(Input data):

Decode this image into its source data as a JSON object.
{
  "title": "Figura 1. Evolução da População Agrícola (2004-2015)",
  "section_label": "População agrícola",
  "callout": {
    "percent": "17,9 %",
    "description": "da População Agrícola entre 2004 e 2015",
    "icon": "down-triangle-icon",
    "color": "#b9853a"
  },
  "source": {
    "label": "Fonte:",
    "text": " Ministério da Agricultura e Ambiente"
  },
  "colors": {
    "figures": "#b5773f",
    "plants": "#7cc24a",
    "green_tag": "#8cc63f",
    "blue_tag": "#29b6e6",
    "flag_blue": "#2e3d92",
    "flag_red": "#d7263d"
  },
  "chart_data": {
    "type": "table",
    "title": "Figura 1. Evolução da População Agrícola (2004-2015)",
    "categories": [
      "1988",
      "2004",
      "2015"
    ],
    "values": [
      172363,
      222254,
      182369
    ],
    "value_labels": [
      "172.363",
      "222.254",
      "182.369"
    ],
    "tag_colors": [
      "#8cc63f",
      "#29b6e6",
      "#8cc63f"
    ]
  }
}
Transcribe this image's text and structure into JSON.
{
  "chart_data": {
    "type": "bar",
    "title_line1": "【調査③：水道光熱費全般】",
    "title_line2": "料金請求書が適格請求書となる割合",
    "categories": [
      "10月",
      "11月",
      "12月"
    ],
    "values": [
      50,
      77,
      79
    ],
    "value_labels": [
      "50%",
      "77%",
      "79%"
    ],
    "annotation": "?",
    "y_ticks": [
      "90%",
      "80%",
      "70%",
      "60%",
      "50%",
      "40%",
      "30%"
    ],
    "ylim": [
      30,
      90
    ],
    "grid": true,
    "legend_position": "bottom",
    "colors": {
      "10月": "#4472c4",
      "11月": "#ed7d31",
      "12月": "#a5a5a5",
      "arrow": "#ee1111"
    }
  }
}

(The request): Repeat the data in its entirety, character for character.

(Answer for the task):
Decode this image into its source data as a JSON object.
{
  "title": "Figura 1. Evolução da População Agrícola (2004-2015)",
  "section_label": "População agrícola",
  "callout": {
    "percent": "17,9 %",
    "description": "da População Agrícola entre 2004 e 2015",
    "icon": "down-triangle-icon",
    "color": "#b9853a"
  },
  "source": {
    "label": "Fonte:",
    "text": " Ministério da Agricultura e Ambiente"
  },
  "colors": {
    "figures": "#b5773f",
    "plants": "#7cc24a",
    "green_tag": "#8cc63f",
    "blue_tag": "#29b6e6",
    "flag_blue": "#2e3d92",
    "flag_red": "#d7263d"
  },
  "chart_data": {
    "type": "table",
    "title": "Figura 1. Evolução da População Agrícola (2004-2015)",
    "categories": [
      "1988",
      "2004",
      "2015"
    ],
    "values": [
      172363,
      222254,
      182369
    ],
    "value_labels": [
      "172.363",
      "222.254",
      "182.369"
    ],
    "tag_colors": [
      "#8cc63f",
      "#29b6e6",
      "#8cc63f"
    ]
  }
}
Transcribe this image's text and structure into JSON.
{
  "chart_data": {
    "type": "bar",
    "title_line1": "【調査③：水道光熱費全般】",
    "title_line2": "料金請求書が適格請求書となる割合",
    "categories": [
      "10月",
      "11月",
      "12月"
    ],
    "values": [
      50,
      77,
      79
    ],
    "value_labels": [
      "50%",
      "77%",
      "79%"
    ],
    "annotation": "?",
    "y_ticks": [
      "90%",
      "80%",
      "70%",
      "60%",
      "50%",
      "40%",
      "30%"
    ],
    "ylim": [
      30,
      90
    ],
    "grid": true,
    "legend_position": "bottom",
    "colors": {
      "10月": "#4472c4",
      "11月": "#ed7d31",
      "12月": "#a5a5a5",
      "arrow": "#ee1111"
    }
  }
}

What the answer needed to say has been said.